— START Dataset content —

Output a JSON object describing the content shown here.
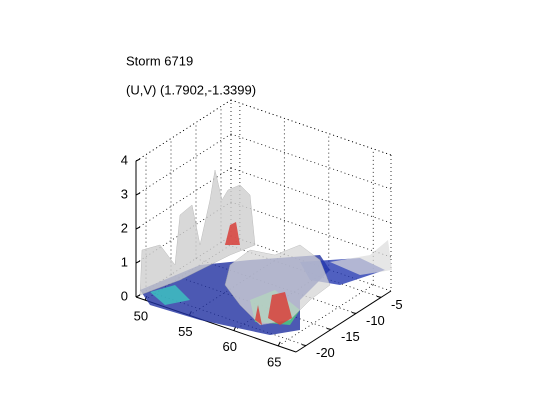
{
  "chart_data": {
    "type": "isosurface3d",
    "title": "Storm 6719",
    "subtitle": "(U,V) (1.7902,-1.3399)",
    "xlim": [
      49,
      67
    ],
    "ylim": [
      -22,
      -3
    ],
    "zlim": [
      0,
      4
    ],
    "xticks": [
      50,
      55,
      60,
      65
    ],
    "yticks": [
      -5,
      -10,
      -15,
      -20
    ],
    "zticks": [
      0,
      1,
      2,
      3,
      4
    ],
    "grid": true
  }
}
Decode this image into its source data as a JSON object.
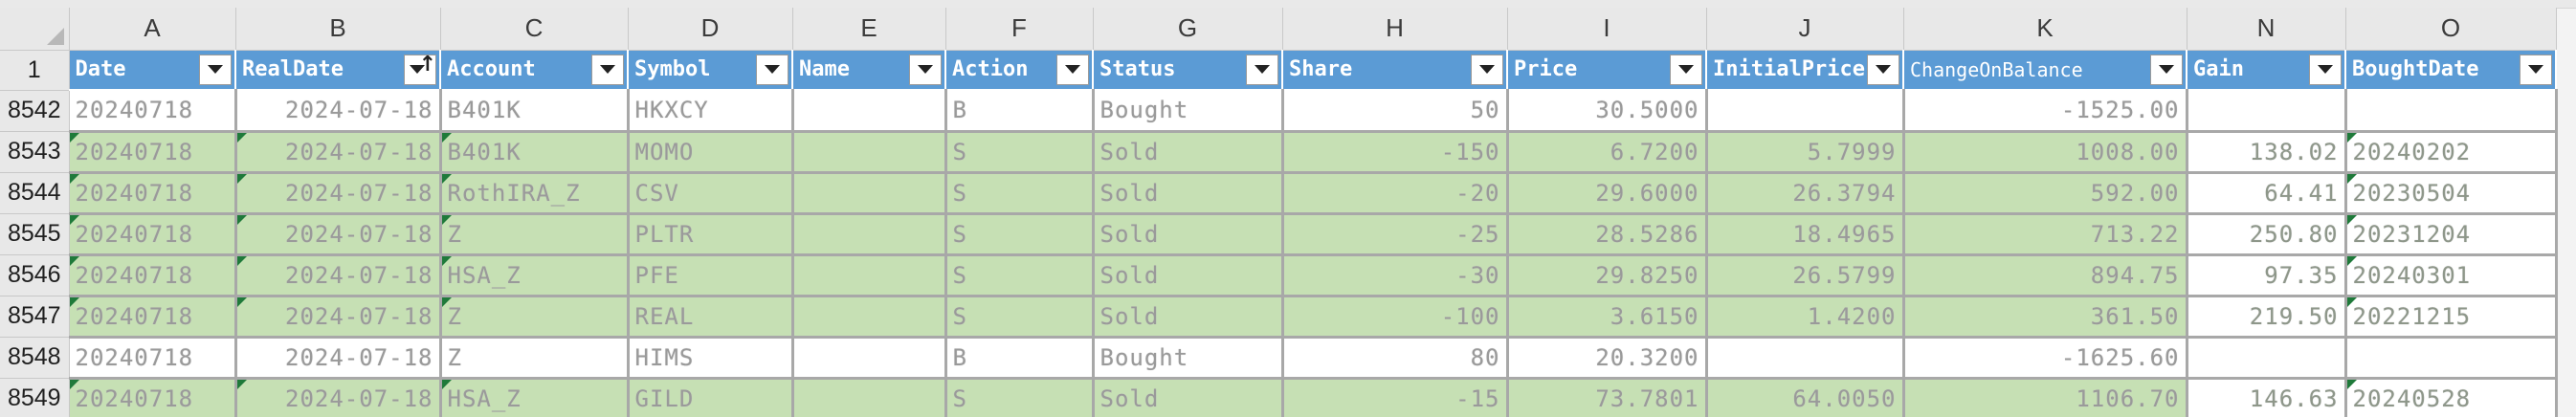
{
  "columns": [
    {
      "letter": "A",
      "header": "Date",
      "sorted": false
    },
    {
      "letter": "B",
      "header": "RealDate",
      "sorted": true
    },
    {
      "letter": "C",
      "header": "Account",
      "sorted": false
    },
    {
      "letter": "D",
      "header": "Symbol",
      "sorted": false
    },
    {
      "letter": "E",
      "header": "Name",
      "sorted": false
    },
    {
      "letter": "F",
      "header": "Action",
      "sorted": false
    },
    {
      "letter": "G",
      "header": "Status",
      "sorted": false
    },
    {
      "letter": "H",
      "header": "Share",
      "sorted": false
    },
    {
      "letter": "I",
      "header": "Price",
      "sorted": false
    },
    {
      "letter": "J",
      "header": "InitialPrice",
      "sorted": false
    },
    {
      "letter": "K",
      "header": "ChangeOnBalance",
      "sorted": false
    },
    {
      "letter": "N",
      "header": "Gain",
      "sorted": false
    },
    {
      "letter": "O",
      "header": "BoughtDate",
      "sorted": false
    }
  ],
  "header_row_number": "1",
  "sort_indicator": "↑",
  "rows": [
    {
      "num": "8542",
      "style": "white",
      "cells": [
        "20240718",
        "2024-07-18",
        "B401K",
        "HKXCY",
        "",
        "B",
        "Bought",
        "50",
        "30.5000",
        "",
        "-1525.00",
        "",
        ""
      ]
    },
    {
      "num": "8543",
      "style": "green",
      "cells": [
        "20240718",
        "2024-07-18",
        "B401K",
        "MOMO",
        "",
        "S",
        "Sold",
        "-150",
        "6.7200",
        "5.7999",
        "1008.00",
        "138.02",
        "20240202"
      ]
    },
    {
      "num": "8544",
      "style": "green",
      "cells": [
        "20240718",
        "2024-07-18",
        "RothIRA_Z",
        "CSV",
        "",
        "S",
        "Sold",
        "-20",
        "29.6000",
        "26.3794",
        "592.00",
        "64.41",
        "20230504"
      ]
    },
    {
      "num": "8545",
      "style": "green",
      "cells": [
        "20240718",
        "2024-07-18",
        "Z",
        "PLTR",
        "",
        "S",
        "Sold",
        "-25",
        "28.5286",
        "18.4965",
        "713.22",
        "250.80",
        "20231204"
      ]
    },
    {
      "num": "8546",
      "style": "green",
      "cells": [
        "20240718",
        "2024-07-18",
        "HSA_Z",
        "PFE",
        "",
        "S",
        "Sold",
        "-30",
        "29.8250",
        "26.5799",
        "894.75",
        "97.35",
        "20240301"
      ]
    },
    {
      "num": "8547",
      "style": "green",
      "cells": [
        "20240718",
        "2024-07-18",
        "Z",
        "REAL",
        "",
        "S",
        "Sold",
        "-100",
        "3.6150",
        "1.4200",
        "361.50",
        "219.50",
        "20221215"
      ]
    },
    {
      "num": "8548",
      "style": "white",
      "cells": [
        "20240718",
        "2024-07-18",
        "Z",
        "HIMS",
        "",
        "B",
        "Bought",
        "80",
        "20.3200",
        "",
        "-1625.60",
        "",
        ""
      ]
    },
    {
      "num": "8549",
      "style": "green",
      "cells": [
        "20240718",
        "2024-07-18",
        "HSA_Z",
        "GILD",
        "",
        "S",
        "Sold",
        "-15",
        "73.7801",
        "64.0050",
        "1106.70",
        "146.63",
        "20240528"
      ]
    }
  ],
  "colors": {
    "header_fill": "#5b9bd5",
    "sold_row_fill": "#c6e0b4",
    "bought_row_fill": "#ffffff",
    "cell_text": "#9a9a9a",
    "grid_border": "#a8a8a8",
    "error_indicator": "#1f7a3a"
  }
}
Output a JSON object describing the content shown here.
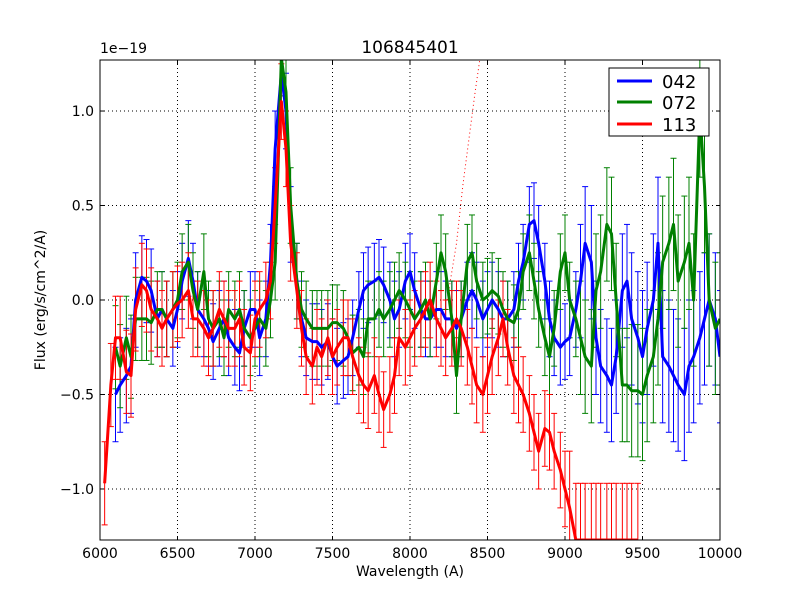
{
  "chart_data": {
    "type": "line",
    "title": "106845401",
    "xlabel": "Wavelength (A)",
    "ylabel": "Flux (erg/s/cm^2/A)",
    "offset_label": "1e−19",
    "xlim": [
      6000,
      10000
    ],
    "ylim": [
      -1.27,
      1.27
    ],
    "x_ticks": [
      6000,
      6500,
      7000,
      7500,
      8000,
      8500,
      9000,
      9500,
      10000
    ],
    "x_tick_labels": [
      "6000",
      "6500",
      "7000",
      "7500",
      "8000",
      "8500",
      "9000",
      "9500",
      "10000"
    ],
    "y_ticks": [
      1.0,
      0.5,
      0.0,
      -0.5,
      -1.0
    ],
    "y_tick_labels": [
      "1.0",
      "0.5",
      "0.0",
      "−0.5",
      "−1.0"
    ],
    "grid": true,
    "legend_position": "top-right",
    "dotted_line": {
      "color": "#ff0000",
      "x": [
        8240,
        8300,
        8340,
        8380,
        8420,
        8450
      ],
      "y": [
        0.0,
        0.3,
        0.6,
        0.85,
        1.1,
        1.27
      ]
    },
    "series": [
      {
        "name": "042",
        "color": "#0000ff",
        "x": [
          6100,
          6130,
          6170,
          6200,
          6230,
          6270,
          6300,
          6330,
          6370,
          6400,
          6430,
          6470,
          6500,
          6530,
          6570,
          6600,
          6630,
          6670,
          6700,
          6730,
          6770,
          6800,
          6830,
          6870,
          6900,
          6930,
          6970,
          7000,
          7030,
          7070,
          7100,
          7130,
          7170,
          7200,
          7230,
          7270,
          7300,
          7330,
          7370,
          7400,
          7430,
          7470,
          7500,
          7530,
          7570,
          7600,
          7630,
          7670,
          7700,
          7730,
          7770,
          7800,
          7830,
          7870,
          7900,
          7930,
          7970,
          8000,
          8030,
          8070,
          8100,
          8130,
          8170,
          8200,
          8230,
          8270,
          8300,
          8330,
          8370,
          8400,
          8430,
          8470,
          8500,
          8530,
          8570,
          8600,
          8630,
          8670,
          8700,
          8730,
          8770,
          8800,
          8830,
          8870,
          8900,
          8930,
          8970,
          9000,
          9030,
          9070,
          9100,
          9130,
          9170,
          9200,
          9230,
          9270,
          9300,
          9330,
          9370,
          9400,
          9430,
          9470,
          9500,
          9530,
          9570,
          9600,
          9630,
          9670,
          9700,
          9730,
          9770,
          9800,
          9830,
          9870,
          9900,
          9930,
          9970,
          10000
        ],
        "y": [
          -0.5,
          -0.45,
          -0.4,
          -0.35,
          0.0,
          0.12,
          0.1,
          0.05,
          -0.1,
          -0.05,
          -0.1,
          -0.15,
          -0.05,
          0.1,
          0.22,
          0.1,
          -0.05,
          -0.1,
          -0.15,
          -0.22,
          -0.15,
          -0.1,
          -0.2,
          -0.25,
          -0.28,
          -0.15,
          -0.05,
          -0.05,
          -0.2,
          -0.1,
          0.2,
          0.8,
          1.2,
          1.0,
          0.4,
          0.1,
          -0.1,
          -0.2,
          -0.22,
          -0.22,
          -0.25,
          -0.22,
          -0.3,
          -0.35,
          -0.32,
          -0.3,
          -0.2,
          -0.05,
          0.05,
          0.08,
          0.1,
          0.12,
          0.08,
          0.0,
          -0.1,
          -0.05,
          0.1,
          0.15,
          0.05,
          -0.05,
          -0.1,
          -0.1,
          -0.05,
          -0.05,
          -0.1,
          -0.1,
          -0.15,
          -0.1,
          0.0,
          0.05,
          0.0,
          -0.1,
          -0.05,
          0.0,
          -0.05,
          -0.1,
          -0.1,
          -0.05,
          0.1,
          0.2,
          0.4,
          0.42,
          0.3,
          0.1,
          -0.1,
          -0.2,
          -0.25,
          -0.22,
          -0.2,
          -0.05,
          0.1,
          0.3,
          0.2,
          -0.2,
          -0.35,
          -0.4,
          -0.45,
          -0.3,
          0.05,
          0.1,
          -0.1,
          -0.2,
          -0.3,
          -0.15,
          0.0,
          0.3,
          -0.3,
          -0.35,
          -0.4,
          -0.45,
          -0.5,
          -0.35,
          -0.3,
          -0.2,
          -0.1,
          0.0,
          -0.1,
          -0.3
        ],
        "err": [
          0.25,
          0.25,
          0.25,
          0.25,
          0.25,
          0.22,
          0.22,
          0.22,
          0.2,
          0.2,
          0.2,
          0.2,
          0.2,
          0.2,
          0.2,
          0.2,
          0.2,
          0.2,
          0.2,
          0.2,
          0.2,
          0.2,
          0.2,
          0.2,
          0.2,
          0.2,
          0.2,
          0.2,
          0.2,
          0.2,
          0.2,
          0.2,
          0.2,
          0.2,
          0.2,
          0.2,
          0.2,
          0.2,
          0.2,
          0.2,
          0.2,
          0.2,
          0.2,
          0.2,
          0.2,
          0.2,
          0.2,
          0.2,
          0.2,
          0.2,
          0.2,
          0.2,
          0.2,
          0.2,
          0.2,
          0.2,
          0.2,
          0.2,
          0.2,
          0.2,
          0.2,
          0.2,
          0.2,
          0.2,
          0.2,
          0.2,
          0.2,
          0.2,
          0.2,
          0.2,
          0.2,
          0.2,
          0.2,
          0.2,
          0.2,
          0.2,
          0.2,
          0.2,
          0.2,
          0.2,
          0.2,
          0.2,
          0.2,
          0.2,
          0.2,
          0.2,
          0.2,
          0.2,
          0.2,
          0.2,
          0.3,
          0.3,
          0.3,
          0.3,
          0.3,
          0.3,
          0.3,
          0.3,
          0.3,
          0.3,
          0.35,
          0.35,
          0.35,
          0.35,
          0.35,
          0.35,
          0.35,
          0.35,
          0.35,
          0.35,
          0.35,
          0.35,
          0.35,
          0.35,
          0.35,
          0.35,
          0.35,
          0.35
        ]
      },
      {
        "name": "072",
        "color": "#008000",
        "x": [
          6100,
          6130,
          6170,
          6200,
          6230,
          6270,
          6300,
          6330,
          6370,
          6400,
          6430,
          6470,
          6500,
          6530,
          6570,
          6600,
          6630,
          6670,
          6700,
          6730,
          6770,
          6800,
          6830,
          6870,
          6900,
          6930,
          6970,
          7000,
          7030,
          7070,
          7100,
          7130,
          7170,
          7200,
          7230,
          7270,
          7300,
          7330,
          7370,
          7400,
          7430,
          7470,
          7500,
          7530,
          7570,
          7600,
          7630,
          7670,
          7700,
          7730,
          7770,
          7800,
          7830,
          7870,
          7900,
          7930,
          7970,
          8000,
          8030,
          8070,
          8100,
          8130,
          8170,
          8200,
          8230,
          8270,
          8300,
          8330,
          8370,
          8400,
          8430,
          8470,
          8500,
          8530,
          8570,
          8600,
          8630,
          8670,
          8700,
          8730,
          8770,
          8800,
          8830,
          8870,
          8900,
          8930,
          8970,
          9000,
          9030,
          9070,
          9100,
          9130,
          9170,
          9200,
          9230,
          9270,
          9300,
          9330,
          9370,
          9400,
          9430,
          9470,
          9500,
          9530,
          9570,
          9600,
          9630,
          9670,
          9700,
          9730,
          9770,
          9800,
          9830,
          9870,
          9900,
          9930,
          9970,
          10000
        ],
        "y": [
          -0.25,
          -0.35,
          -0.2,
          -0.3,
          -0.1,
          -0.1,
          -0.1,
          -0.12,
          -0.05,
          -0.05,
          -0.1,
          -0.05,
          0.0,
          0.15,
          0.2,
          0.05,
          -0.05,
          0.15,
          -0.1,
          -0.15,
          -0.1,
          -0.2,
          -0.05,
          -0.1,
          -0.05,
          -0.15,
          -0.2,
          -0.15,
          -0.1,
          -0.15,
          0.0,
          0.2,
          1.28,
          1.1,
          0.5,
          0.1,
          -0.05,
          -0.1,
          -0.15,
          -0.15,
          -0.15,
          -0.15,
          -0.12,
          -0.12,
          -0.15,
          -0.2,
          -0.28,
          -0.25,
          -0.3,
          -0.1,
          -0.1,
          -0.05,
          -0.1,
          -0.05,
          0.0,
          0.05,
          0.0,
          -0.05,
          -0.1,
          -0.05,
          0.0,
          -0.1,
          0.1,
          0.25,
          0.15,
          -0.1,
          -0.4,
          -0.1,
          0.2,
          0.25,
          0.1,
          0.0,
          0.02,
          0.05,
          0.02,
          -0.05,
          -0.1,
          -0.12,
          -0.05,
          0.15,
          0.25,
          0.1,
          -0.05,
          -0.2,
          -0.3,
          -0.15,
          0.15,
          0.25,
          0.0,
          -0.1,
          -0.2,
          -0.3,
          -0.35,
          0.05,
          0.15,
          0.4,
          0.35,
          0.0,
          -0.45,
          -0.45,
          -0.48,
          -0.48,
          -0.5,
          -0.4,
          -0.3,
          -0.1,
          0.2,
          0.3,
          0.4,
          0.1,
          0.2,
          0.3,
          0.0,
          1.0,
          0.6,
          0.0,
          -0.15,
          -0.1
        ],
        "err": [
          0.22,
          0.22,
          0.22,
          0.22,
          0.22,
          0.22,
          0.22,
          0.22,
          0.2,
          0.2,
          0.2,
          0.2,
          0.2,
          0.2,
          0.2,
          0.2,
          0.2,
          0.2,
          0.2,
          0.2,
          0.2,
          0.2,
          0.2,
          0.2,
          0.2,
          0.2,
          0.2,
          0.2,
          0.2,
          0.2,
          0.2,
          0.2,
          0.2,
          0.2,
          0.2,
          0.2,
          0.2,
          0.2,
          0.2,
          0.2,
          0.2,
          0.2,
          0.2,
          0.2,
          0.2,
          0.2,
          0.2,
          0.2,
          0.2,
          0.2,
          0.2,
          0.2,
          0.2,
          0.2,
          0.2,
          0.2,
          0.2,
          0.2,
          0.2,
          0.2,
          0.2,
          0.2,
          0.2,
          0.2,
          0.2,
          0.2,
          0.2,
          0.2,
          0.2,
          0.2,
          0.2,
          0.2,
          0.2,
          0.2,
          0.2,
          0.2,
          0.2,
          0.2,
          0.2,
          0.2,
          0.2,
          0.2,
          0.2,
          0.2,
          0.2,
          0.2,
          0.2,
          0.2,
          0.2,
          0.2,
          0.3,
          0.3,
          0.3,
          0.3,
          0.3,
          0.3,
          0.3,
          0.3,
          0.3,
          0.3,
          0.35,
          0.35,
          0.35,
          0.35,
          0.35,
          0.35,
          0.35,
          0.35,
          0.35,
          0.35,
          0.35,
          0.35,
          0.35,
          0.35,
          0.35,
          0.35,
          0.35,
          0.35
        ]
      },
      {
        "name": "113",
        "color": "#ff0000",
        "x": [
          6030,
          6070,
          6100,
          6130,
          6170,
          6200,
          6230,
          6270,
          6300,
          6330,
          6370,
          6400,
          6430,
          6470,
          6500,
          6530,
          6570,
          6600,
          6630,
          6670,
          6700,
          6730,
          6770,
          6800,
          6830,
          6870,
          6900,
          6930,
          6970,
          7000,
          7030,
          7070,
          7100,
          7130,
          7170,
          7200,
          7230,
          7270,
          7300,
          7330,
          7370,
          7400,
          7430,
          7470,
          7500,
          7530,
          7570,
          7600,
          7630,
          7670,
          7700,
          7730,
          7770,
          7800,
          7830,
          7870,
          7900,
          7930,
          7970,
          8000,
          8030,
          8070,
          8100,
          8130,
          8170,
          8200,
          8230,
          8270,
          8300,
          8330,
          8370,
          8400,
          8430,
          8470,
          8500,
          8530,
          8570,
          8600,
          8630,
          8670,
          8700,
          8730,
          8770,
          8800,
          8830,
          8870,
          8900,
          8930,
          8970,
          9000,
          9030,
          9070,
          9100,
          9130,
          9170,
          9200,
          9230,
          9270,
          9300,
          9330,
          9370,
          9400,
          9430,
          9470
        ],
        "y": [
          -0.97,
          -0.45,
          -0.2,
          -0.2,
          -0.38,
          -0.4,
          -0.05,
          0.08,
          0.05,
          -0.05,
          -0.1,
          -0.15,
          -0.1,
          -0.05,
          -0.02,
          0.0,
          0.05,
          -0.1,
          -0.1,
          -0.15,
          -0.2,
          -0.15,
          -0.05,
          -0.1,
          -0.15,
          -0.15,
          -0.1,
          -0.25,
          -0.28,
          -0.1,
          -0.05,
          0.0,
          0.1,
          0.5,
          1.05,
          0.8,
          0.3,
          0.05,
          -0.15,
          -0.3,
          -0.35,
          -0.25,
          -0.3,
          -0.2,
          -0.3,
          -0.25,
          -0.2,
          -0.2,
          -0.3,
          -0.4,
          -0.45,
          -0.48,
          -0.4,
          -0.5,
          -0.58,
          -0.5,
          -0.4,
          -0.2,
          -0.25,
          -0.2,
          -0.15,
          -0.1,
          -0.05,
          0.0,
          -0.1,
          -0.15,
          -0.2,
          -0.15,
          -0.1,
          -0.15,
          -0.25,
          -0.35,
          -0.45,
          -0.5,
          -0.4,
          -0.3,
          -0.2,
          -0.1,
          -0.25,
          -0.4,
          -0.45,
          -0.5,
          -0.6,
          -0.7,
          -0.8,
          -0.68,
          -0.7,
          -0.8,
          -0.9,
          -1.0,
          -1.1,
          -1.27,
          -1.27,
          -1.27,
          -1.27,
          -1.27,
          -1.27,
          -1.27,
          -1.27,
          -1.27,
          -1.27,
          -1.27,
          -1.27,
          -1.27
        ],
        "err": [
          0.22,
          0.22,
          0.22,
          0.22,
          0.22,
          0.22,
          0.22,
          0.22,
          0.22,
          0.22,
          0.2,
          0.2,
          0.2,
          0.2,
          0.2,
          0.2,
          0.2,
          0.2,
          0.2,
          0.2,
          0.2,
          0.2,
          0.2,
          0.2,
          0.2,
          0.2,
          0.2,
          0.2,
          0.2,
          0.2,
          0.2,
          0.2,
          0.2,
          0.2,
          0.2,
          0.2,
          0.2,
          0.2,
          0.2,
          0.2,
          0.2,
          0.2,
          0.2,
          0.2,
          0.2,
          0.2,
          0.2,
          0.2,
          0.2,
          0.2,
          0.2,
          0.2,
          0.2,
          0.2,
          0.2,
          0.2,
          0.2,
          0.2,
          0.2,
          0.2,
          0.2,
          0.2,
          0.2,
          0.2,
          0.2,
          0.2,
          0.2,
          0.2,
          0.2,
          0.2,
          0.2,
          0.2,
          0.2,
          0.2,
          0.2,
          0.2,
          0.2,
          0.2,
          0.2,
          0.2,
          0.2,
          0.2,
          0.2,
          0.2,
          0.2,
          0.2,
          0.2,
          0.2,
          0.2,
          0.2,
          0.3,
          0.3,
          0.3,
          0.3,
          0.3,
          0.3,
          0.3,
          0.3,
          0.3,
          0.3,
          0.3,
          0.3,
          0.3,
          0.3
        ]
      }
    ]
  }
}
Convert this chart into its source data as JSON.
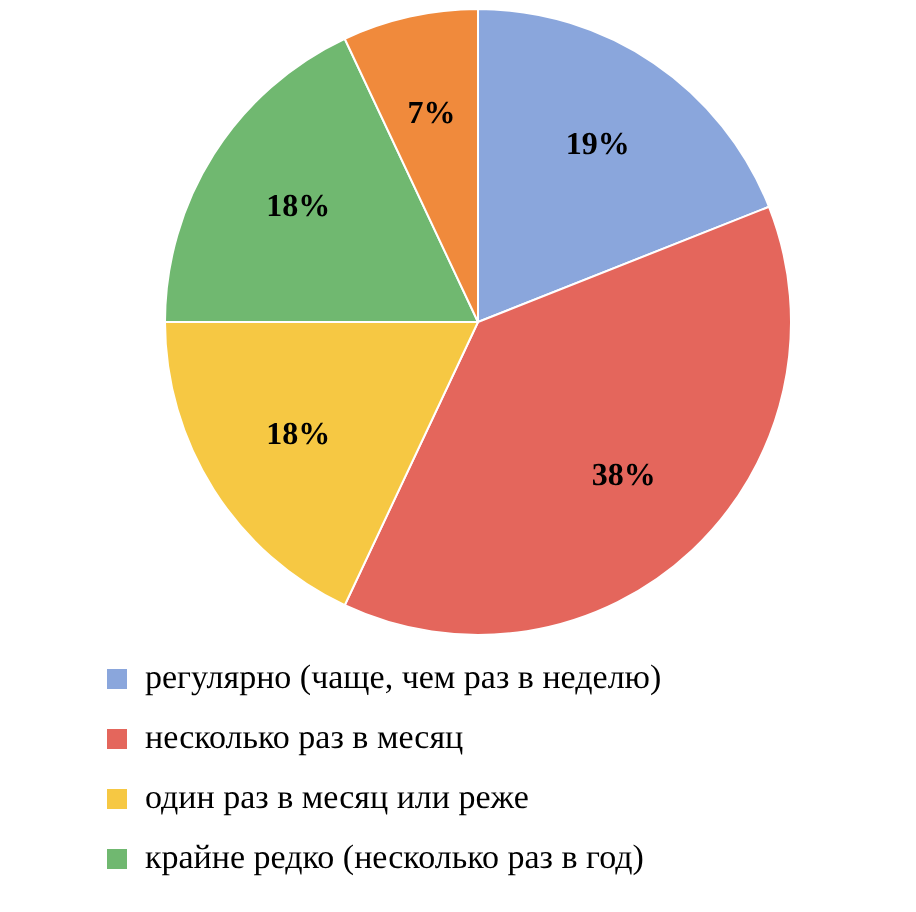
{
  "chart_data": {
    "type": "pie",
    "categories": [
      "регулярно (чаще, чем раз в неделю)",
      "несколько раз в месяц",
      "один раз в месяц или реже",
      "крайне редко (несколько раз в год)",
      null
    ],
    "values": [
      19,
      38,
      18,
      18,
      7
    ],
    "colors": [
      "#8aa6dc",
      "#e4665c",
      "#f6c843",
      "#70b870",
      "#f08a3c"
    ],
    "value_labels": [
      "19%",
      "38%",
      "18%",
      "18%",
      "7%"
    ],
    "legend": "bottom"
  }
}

— END Dataset content —

● What you will do
Extract every line above that contains the word "несколько".

● Solved problem
      "несколько раз в месяц",
      "крайне редко (несколько раз в год)",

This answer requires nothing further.